• [Exercise]: Work out how many lines in the data hold the word "components", and reply with that number only.

START Record set

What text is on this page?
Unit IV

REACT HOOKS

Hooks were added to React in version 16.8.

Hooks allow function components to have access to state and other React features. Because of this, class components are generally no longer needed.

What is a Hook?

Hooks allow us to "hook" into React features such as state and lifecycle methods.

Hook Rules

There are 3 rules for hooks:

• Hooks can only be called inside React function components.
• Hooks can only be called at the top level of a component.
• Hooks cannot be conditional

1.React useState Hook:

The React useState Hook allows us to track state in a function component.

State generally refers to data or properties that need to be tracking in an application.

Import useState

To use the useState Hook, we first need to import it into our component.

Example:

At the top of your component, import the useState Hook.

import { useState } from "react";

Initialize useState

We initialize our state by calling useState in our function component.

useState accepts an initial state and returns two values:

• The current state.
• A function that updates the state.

END Record set

• [The response]: 2